◆ The exercise: Output every entry exactly as written, skipping any pictures.

++++ Dataset excerpts ++++

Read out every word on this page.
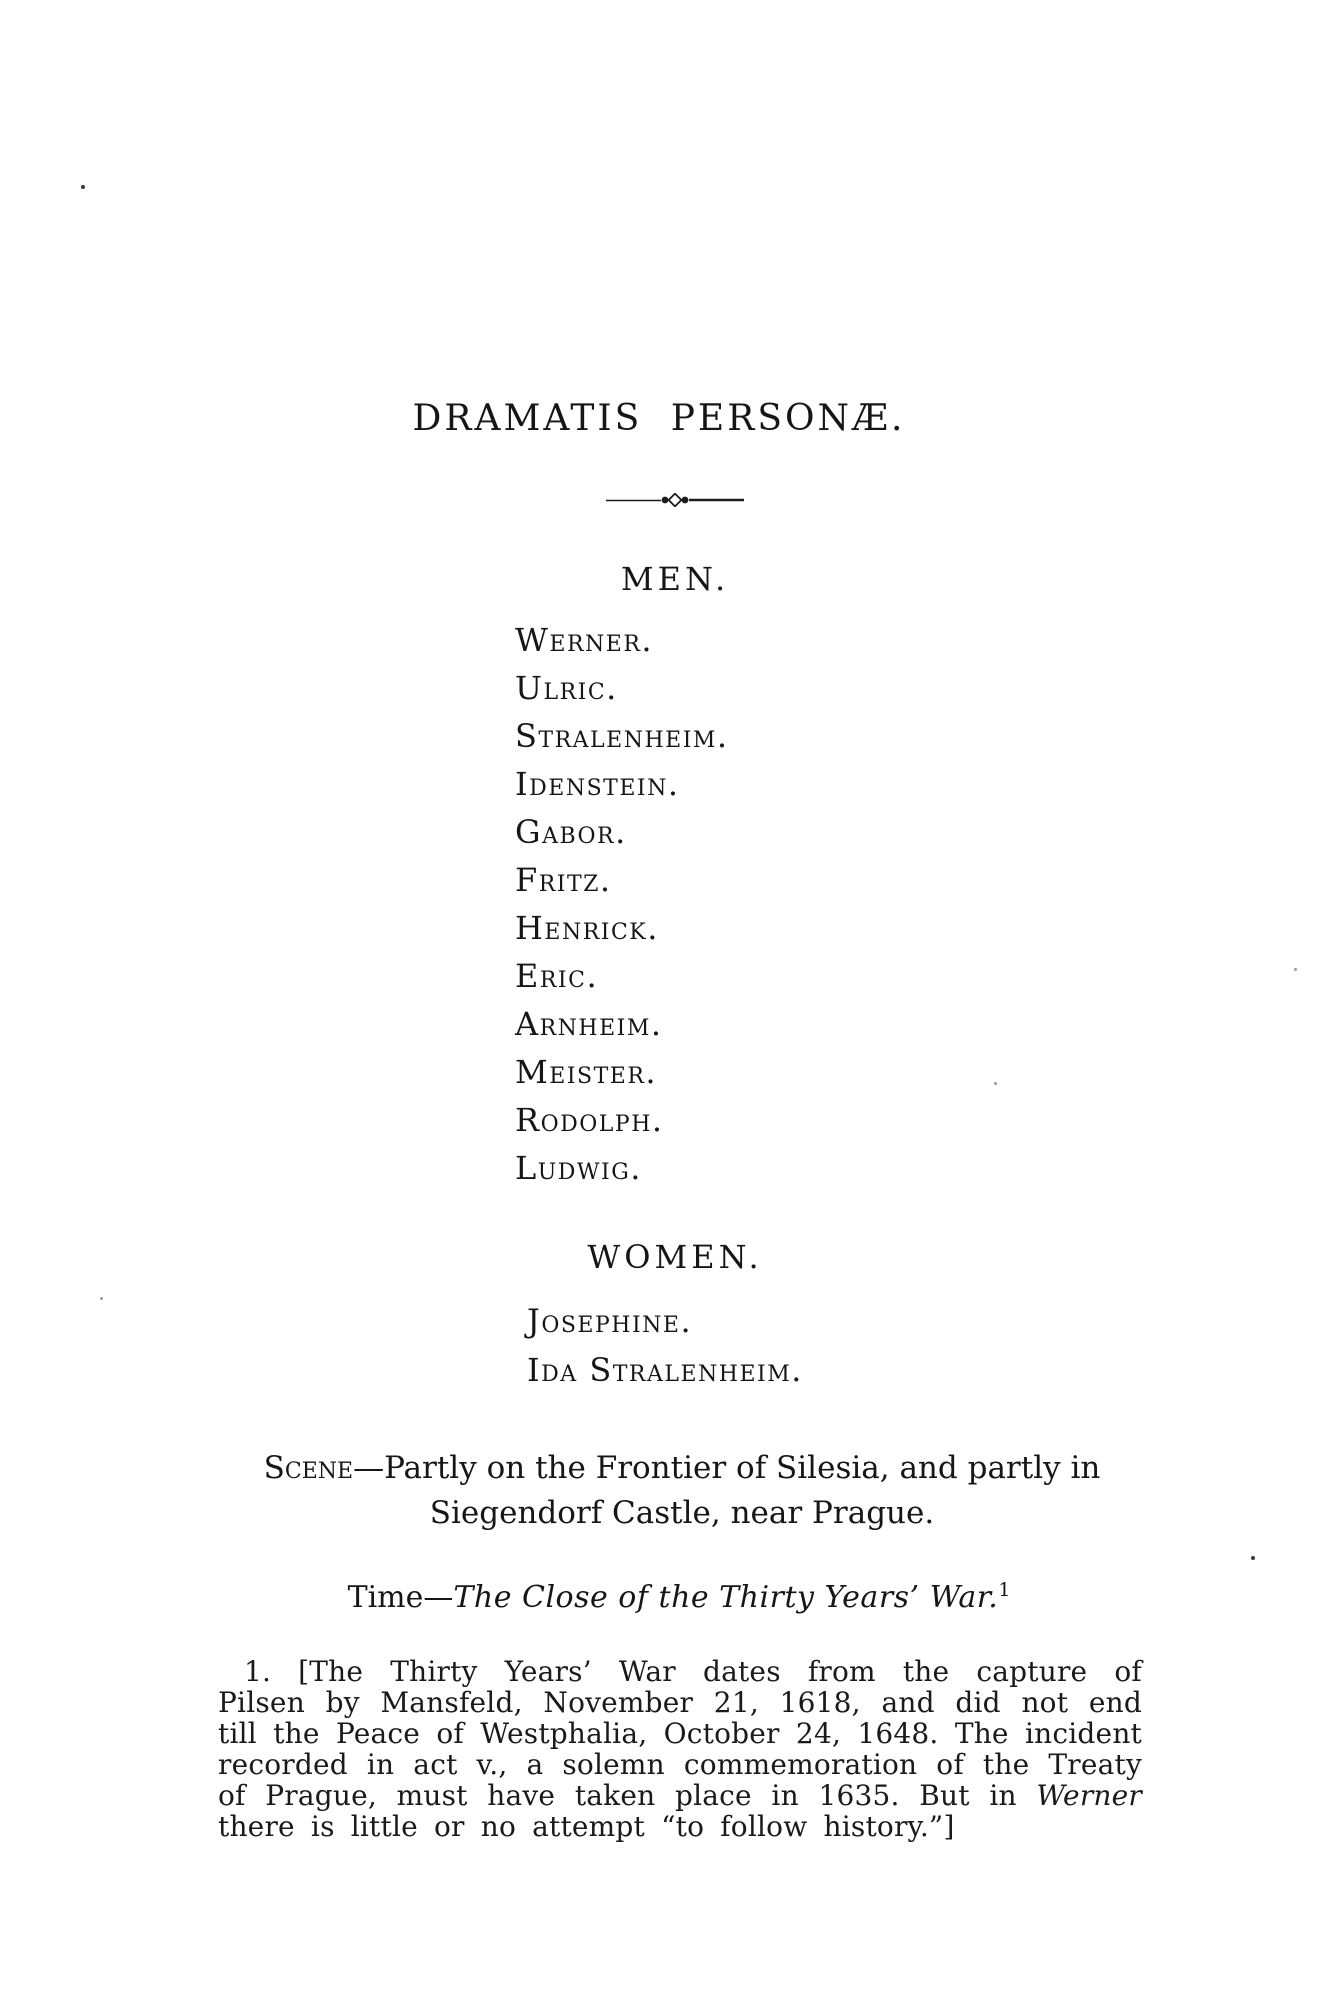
DRAMATIS PERSONÆ.
MEN.
Werner.
Ulric.
Stralenheim.
Idenstein.
Gabor.
Fritz.
Henrick.
Eric.
Arnheim.
Meister.
Rodolph.
Ludwig.
WOMEN.
Josephine.
Ida Stralenheim.
Scene—Partly on the Frontier of Silesia, and partly in
Siegendorf Castle, near Prague.
Time—The Close of the Thirty Years’ War.$^1$

1. [The Thirty Years’ War dates from the capture of Pilsen by Mansfeld, November 21, 1618, and did not end till the Peace of Westphalia, October 24, 1648. The incident recorded in act v., a solemn commemoration of the Treaty of Prague, must have taken place in 1635. But in Werner there is little or no attempt “to follow history.”]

++++

◆ Result for this exercise:
Read out every word on this page.
DRAMATIS PERSONÆ.
MEN.
Werner.
Ulric.
Stralenheim.
Idenstein.
Gabor.
Fritz.
Henrick.
Eric.
Arnheim.
Meister.
Rodolph.
Ludwig.
WOMEN.
Josephine.
Ida Stralenheim.
Scene—Partly on the Frontier of Silesia, and partly in
Siegendorf Castle, near Prague.
Time—The Close of the Thirty Years’ War.$^1$

1. [The Thirty Years’ War dates from the capture of Pilsen by Mansfeld, November 21, 1618, and did not end till the Peace of Westphalia, October 24, 1648. The incident recorded in act v., a solemn commemoration of the Treaty of Prague, must have taken place in 1635. But in Werner there is little or no attempt “to follow history.”]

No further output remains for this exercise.